#### [What you are asked to do]
Identify the lines that contain the word "sommes", then copy them.

------ Records for this exercise

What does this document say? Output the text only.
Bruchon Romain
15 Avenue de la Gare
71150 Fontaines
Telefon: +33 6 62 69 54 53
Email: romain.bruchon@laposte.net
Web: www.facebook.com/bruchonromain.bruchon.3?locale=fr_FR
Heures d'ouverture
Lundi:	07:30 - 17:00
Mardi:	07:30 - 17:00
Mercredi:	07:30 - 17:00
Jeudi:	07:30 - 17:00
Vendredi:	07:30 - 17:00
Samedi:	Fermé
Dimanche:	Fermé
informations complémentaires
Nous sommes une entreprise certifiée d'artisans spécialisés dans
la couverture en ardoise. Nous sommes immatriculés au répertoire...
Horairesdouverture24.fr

------------

#### [Task response]
Nous sommes une entreprise certifiée d'artisans spécialisés dans
la couverture en ardoise. Nous sommes immatriculés au répertoire...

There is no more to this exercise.